** START Input rows **

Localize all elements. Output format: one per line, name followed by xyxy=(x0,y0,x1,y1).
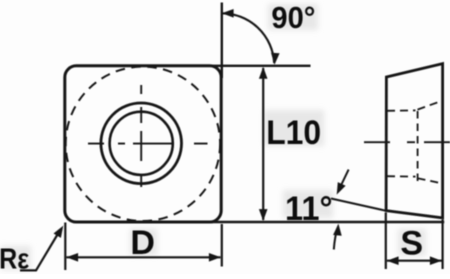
11 deg lower leader xyxy=(334,229,338,250)
horizontal centerline xyxy=(88,143,208,145)
side view hidden hole: top-right slanted dashed xyxy=(418,101,443,110)
Re corner-radius leader xyxy=(36,235,58,271)
svg-text:D: D xyxy=(130,224,155,262)
side view hidden hole: middle vertical dashed xyxy=(417,111,419,181)
svg-text:90°: 90° xyxy=(271,0,315,35)
L10 dimension line xyxy=(262,68,264,220)
bottom edge extension line xyxy=(208,221,444,224)
L10 arrow up xyxy=(259,67,268,79)
svg-text:11°: 11° xyxy=(285,190,333,228)
top edge extension line xyxy=(212,65,311,67)
S dimension line xyxy=(387,260,442,262)
hole outer circle xyxy=(101,103,182,184)
arc arrowhead bottom xyxy=(271,53,280,65)
side view hidden hole: top-left dashed xyxy=(387,109,416,111)
D dimension line xyxy=(67,256,221,258)
side view hidden hole: bottom-right slanted dashed xyxy=(418,178,443,183)
S extension line right xyxy=(442,220,444,270)
hole inner circle xyxy=(110,112,173,175)
L10 arrow down xyxy=(259,209,268,221)
D extension line left xyxy=(64,223,66,271)
svg-text:S: S xyxy=(400,225,423,263)
11 deg upper leader xyxy=(339,170,349,190)
svg-text:L10: L10 xyxy=(266,114,321,152)
svg-text:Rε: Rε xyxy=(0,243,29,274)
D extension line right xyxy=(221,224,223,267)
vertical centerline xyxy=(140,85,142,196)
11 deg reference slanted line (extension of side-view bottom face) xyxy=(331,199,386,211)
side view horizontal centerline xyxy=(364,141,450,143)
Re leader foot underline xyxy=(20,269,37,271)
S extension line left xyxy=(385,213,387,270)
inscribed circle (dashed) xyxy=(66,67,220,221)
arc arrowhead left xyxy=(222,9,234,18)
side view hidden hole: bottom-left dashed xyxy=(387,175,416,177)
insert front view outline xyxy=(65,66,221,222)
90 degree dimension arc xyxy=(222,13,274,63)
insert side view outline xyxy=(386,64,443,218)
right edge extension line (up) xyxy=(221,3,223,79)
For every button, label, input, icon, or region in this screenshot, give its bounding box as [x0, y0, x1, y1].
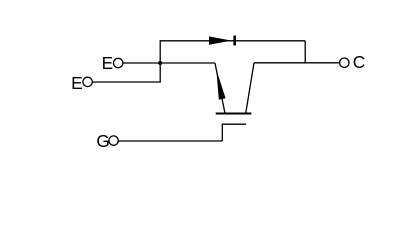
diode D1	[209, 36, 236, 46]
junction node (emitter bus)	[158, 61, 162, 65]
wire left vertical (emitter bus)	[159, 40, 161, 82]
svg-text:C: C	[353, 52, 365, 72]
wire lower E	[93, 81, 161, 83]
transistor Q1 (IGBT)	[215, 63, 254, 124]
collector slant of Q1	[246, 63, 254, 114]
emitter slant of Q1	[215, 63, 225, 114]
channel bar of Q1	[216, 113, 252, 115]
terminal circle C	[340, 58, 349, 67]
wire gate vertical	[221, 124, 223, 141]
wire right vertical (diode cathode to collector)	[304, 41, 306, 63]
wire top (collector-diode bus)	[160, 40, 305, 42]
gate bar of Q1	[222, 123, 247, 125]
cathode bar of D1	[233, 36, 236, 46]
emitter arrow of Q1	[216, 70, 225, 100]
svg-text:E: E	[102, 53, 114, 73]
wire upper E to emitter	[123, 62, 215, 64]
terminal circle E lower	[83, 77, 92, 86]
svg-text:G: G	[96, 131, 109, 151]
svg-text:E: E	[71, 73, 83, 93]
wire gate horizontal	[118, 140, 222, 142]
terminal circle E upper	[114, 58, 123, 67]
terminal circle G	[109, 136, 118, 145]
wire collector to terminal C	[254, 62, 339, 64]
anode triangle of D1	[209, 36, 232, 44]
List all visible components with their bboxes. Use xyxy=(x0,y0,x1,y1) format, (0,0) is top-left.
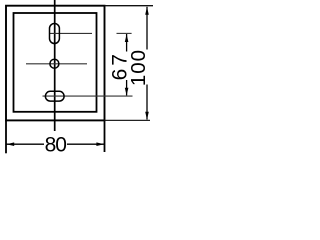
svg-text:80: 80 xyxy=(45,133,67,156)
svg-text:100: 100 xyxy=(127,49,150,86)
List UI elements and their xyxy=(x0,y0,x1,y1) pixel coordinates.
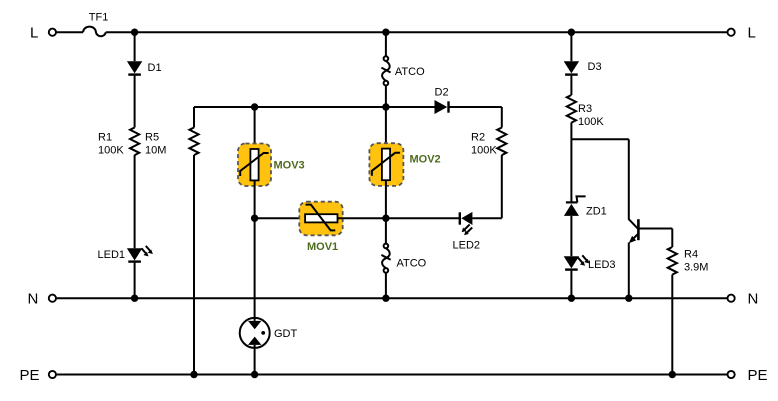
junction PE rail x8 xyxy=(669,371,676,378)
wire branch x4: L rail to ATCO top xyxy=(385,32,387,56)
wire ATCO bottom to N rail xyxy=(385,273,387,299)
svg-text:MOV1: MOV1 xyxy=(307,241,338,253)
resistor R1 xyxy=(130,128,139,156)
svg-text:R3: R3 xyxy=(578,103,592,115)
svg-text:R4: R4 xyxy=(684,249,698,261)
junction N rail x7 xyxy=(625,295,632,302)
inductor ATCO top xyxy=(381,56,390,85)
wire R4 corner down xyxy=(671,229,673,248)
svg-text:LED3: LED3 xyxy=(588,259,616,271)
svg-text:100K: 100K xyxy=(578,116,604,128)
resistor R5 xyxy=(189,128,198,156)
resistor R4 xyxy=(668,247,677,275)
wire branch x2: node A down to R5 xyxy=(193,107,195,128)
wire branch x5: node A corner down to R2 xyxy=(501,107,503,128)
resistor R3 xyxy=(567,95,576,123)
resistor R2 xyxy=(497,128,506,156)
wire LED1 to N rail xyxy=(134,263,136,299)
wire branch x6: L rail to D3 xyxy=(570,32,572,61)
GDT tube xyxy=(240,318,270,348)
inductor ATCO bottom xyxy=(381,244,390,273)
svg-text:R5: R5 xyxy=(145,132,159,144)
svg-text:3.9M: 3.9M xyxy=(684,262,708,274)
junction PE rail x3 xyxy=(251,371,258,378)
LED LED2 xyxy=(460,212,473,235)
wire R2 to MOV1 line xyxy=(501,155,503,218)
wire PE rail xyxy=(56,374,727,376)
svg-text:100K: 100K xyxy=(471,145,497,157)
svg-text:R1: R1 xyxy=(98,132,112,144)
svg-text:LED2: LED2 xyxy=(453,240,481,252)
varistor MOV1 xyxy=(299,202,342,236)
varistor MOV3 xyxy=(238,144,271,187)
junction MOV1 line x3 xyxy=(251,215,258,222)
junction L rail x1 xyxy=(131,29,138,36)
wire tee: R3 node to transistor collector xyxy=(571,138,628,140)
diode D2 xyxy=(435,100,449,114)
wire MOV2 to MOV1 line xyxy=(385,180,387,218)
junction N rail x4 xyxy=(382,295,389,302)
wire R1 to LED1 xyxy=(134,155,136,248)
junction N rail x1 xyxy=(131,295,138,302)
wire node line A horizontal (left part) xyxy=(194,106,435,108)
wire base to R4 xyxy=(638,228,672,230)
fuse TF1 xyxy=(83,27,106,37)
svg-text:LED1: LED1 xyxy=(98,249,126,261)
svg-text:TF1: TF1 xyxy=(89,12,109,24)
svg-text:PE: PE xyxy=(20,367,40,384)
svg-text:R2: R2 xyxy=(471,132,485,144)
wire L rail main segment xyxy=(106,31,728,33)
diode D1 xyxy=(127,61,142,74)
wire D1 to R1 xyxy=(134,76,136,128)
junction node A x4 xyxy=(382,103,389,110)
svg-text:N: N xyxy=(28,290,39,307)
wire N rail xyxy=(56,297,727,299)
junction L rail x6 xyxy=(568,29,575,36)
wire node line A horizontal (right part after D2) xyxy=(449,106,502,108)
wire branch x3: node A to MOV3 xyxy=(254,107,256,149)
junction N rail x6 xyxy=(568,295,575,302)
svg-text:ATCO: ATCO xyxy=(397,258,427,270)
svg-text:D3: D3 xyxy=(588,61,602,73)
wire MOV1 line to ATCO bottom xyxy=(385,218,387,243)
transistor Q1 xyxy=(629,139,639,298)
terminal PE left xyxy=(49,371,56,378)
wire branch x1: L rail to D1 xyxy=(134,32,136,61)
wire GDT to PE rail xyxy=(254,345,256,375)
wire R5 to PE rail xyxy=(193,155,195,375)
wire ATCO top to MOV2 xyxy=(385,85,387,148)
wire MOV1 line: x3 to MOV1 body xyxy=(255,217,306,219)
svg-text:D2: D2 xyxy=(435,87,449,99)
terminal N right xyxy=(728,295,735,302)
terminal L right xyxy=(728,29,735,36)
wire LED3 to N rail xyxy=(570,271,572,299)
varistor MOV2 xyxy=(369,143,403,186)
svg-text:ZD1: ZD1 xyxy=(586,206,607,218)
svg-text:N: N xyxy=(748,290,759,307)
wire R3 to ZD1 (passes tee) xyxy=(570,123,572,203)
svg-text:MOV3: MOV3 xyxy=(274,160,305,172)
svg-text:L: L xyxy=(30,24,38,41)
LED LED3 xyxy=(564,255,590,269)
junction node A x3 xyxy=(251,103,258,110)
svg-text:L: L xyxy=(748,24,756,41)
junction L rail x4 xyxy=(382,29,389,36)
terminal PE right xyxy=(728,371,735,378)
terminal N left xyxy=(49,295,56,302)
terminal L left xyxy=(49,29,56,36)
wire MOV1 line: LED2 to R2 corner xyxy=(472,217,501,219)
junction MOV1 line x4 xyxy=(382,215,389,222)
wire MOV1 line: MOV1 body to LED2 xyxy=(338,217,460,219)
svg-text:PE: PE xyxy=(748,367,768,384)
svg-text:MOV2: MOV2 xyxy=(410,154,441,166)
wire L rail left segment xyxy=(56,31,83,33)
svg-text:GDT: GDT xyxy=(274,328,298,340)
diode D3 xyxy=(564,61,579,74)
zener ZD1 xyxy=(564,196,586,216)
wire R4 to PE rail xyxy=(671,275,673,375)
svg-text:D1: D1 xyxy=(148,62,162,74)
wire MOV3 to MOV1 line xyxy=(254,181,256,218)
wire MOV1-line x3 down to GDT xyxy=(254,218,256,321)
wire ZD1 to LED3 xyxy=(570,216,572,256)
wire D3 to R3 xyxy=(570,76,572,95)
svg-text:10M: 10M xyxy=(145,145,166,157)
svg-text:100K: 100K xyxy=(98,145,124,157)
svg-text:ATCO: ATCO xyxy=(395,66,425,78)
junction PE rail x2 xyxy=(190,371,197,378)
LED LED1 xyxy=(127,246,153,262)
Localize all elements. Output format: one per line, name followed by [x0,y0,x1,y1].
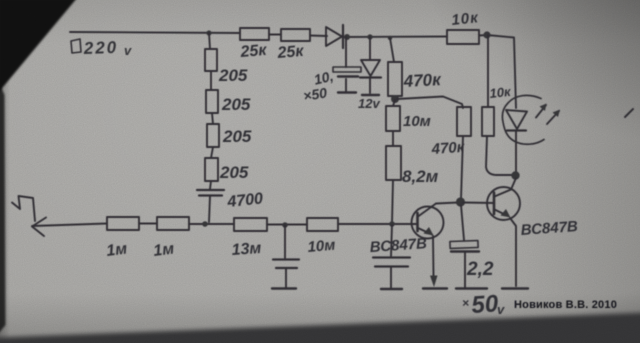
svg-text:ВС847В: ВС847В [369,235,427,256]
wire: rail to R 470k [390,38,394,62]
capacitor at 13M node [273,225,299,288]
wire: between 25k resistors [269,34,281,36]
node: 4700 cap junction [202,221,208,227]
wire: 8.2M to Q1 base node [392,180,393,223]
wire: 220V top rail [70,32,240,33]
wire: Q1 emitter to ground [432,236,435,276]
svg-text:25к: 25к [239,42,268,61]
capacitor at Q1 base [373,225,410,288]
svg-text:470к: 470к [402,70,442,91]
node: diode output junction [344,34,350,40]
wire: R 10k vertical to LED cathode node [486,136,512,175]
wire: node down to C 2.2 [461,205,464,240]
node: rail / 205-chain junction [206,30,211,35]
resistor 10M horizontal [307,218,338,256]
svg-text:×: × [462,296,469,310]
diode D1 [326,25,343,48]
wire [139,223,157,225]
ground: under C 10uF [338,91,356,93]
resistor 205 #2 [206,90,251,114]
resistor 470k #2 [430,107,471,158]
svg-text:10м: 10м [403,113,431,130]
svg-text:10м: 10м [307,237,336,256]
resistor 13M [231,218,267,259]
svg-text:×50: ×50 [302,84,328,104]
svg-text:v: v [124,43,132,58]
wire: Q2 emitter to ground [510,218,516,286]
wire: 10M to Q1 base [338,223,416,225]
wire: rail to zener [369,37,371,60]
wire: Q1 collector to node [436,203,458,204]
wire [210,181,211,189]
node: zener branch junction [367,34,372,39]
svg-text:50: 50 [471,290,500,319]
node: 10k output junction [483,31,490,38]
svg-text:1м: 1м [105,241,128,260]
resistor 25k #1 [239,28,269,61]
resistor 10k horizontal [447,9,480,44]
resistor 470k #1 [388,62,443,96]
node: 470k branch junction [388,36,392,40]
wire [392,131,394,146]
ground: Q1 emitter [423,287,447,289]
svg-text:25к: 25к [276,43,305,62]
ground: under zener [362,94,379,96]
antenna probe symbol [12,196,46,236]
LED light arrows [536,104,560,125]
wire: LED cathode down to collector node [515,131,517,173]
ground: under 13M node cap [272,287,296,289]
svg-text:v: v [497,302,505,317]
resistor 10k vertical [482,84,513,136]
svg-text:2,2: 2,2 [466,259,494,280]
wire [267,224,307,226]
label 220v input [71,38,132,58]
wire: antenna to R 1M [32,224,107,227]
capacitor 4700 [197,190,264,211]
transistor Q1 BC847B [369,204,443,257]
wire: 25k to diode anode [310,35,327,38]
resistor 205 #3 [207,124,252,147]
LED VD2 with housing [502,95,544,144]
svg-text:205: 205 [219,163,249,182]
wire [210,71,212,90]
wire: rail to C 10uF [345,37,347,67]
resistor 1M #1 [105,217,139,260]
wire: top node to LED anode [487,35,516,108]
svg-text:8,2м: 8,2м [402,167,439,186]
capacitor 2.2 x50v electrolytic [450,241,494,287]
node: Q1 base junction [389,221,395,227]
wire: divider node to R 470k #2 [397,97,463,109]
resistor 25k #2 [276,29,310,62]
label x50v rating [462,290,505,319]
svg-text:1м: 1м [152,241,175,260]
node: filter cap junction [282,222,288,228]
node: collector/base coupling junction [456,197,465,206]
ground: Q2 emitter [502,287,528,289]
transistor Q2 BC847B [487,178,579,239]
wire: rail to R 205 #1 [209,33,210,49]
svg-text:13м: 13м [231,240,262,259]
wire: 10k resistor to node [479,34,487,37]
resistor 8.2M [386,146,439,186]
svg-text:205: 205 [222,127,252,146]
svg-text:470к: 470к [430,139,466,158]
resistor 1M #2 [152,217,189,260]
svg-text:220: 220 [82,38,118,58]
svg-text:10к: 10к [489,84,513,101]
node: divider junction [391,95,399,103]
ground: under C 2.2 [456,287,487,289]
resistor 205 #1 [205,49,248,85]
wire: 470k #2 down to base node [461,136,463,199]
resistor 10M [386,100,431,131]
svg-text:205: 205 [221,95,251,114]
Q1 emitter arrowhead [430,276,438,288]
wire [189,223,234,225]
wire: node to Q2 base [463,202,494,205]
zener diode 12v [358,60,381,111]
wire: diode cathode to 10k resistor [345,36,447,39]
ground: under Q1 base cap [381,288,402,290]
capacitor 10uF x50 electrolytic [302,67,361,104]
resistor 205 #4 [205,158,249,182]
stray pen mark [625,109,633,117]
wire: 4700 to bottom rail [209,196,210,222]
svg-text:10,: 10, [312,68,335,88]
svg-text:205: 205 [218,66,248,85]
wire [212,113,213,124]
svg-text:Новиков В.В. 2010: Новиков В.В. 2010 [514,299,617,311]
svg-text:4700: 4700 [226,190,264,211]
svg-text:12v: 12v [358,96,380,111]
node: LED / 10k / Q2 collector junction [511,171,519,179]
wire: top node down to R 10k vertical [487,35,489,107]
svg-text:ВС847В: ВС847В [520,218,578,239]
wire [211,147,213,158]
svg-text:10к: 10к [451,9,480,29]
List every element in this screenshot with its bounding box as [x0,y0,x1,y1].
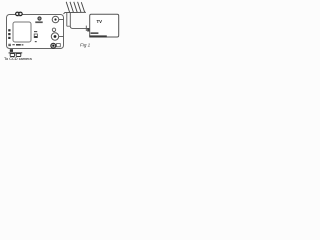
svg-text:Fig 1: Fig 1 [80,42,91,47]
svg-text:To CCD camera: To CCD camera [4,56,33,61]
svg-text:TV: TV [97,19,103,24]
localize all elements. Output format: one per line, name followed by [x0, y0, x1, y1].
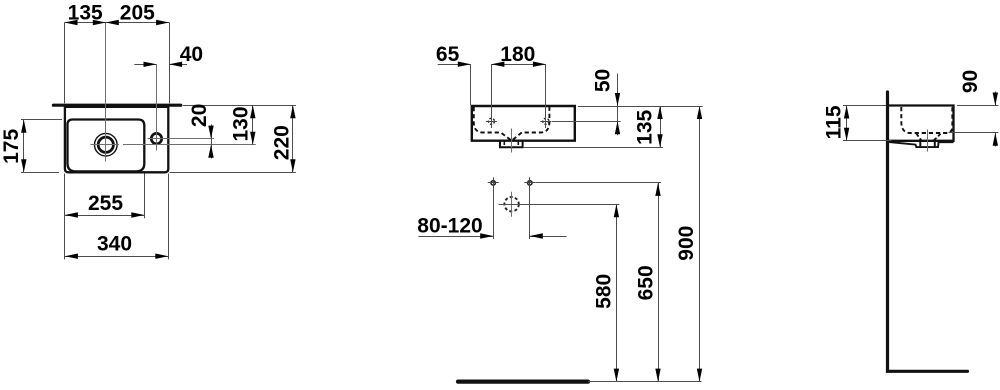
svg-text:205: 205 — [120, 1, 155, 24]
svg-text:135: 135 — [68, 1, 103, 24]
svg-text:180: 180 — [500, 43, 535, 66]
svg-text:80-120: 80-120 — [417, 214, 482, 237]
svg-text:90: 90 — [959, 70, 982, 93]
svg-text:900: 900 — [675, 226, 698, 261]
svg-text:115: 115 — [823, 105, 846, 139]
svg-text:175: 175 — [0, 129, 23, 164]
svg-text:130: 130 — [229, 106, 252, 141]
svg-text:220: 220 — [270, 125, 293, 160]
svg-text:580: 580 — [592, 274, 615, 309]
svg-text:40: 40 — [180, 43, 203, 66]
svg-text:340: 340 — [97, 233, 132, 256]
svg-text:65: 65 — [436, 43, 460, 66]
svg-text:135: 135 — [633, 109, 656, 144]
svg-text:650: 650 — [635, 265, 658, 300]
svg-text:20: 20 — [188, 104, 211, 127]
svg-text:255: 255 — [88, 192, 123, 215]
svg-text:50: 50 — [592, 69, 615, 92]
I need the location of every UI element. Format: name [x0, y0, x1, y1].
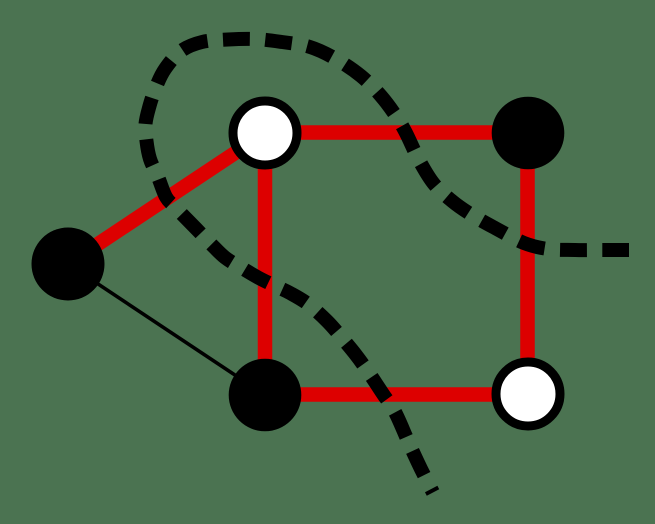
node C (black, left): [32, 228, 105, 301]
edge A-D (red, center vertical): [258, 133, 273, 395]
dashed curve (black, spiral path): [145, 39, 629, 493]
edge C-D (thin black diagonal): [68, 264, 265, 395]
node A (white, top): [233, 101, 297, 165]
node B (black, top right): [492, 97, 565, 170]
edge B-E (red, right vertical): [520, 133, 535, 394]
node D (black, bottom center): [229, 359, 302, 432]
edge A-C (red, diagonal to left node): [68, 133, 265, 264]
edge A-B (red, top horizontal): [265, 125, 528, 140]
edge D-E (red, bottom horizontal): [265, 387, 528, 402]
node E (white, bottom right): [496, 362, 560, 426]
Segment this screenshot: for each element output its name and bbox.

** END Input rows **

| Set task |
Update the records starting with the line with "svg-text:80: 80 xyxy=(45,133,67,156)" and going on through the line with "List UI elements", replacing "pixel coordinates" with "box coordinates" and leaving everything else unchanged. Give back only those lines.

| Output below |
svg-text:80: 80 xyxy=(45,133,67,156)
svg-text:100: 100 xyxy=(127,49,150,86)
List UI elements and their xyxy=(x0,y0,x1,y1) box coordinates.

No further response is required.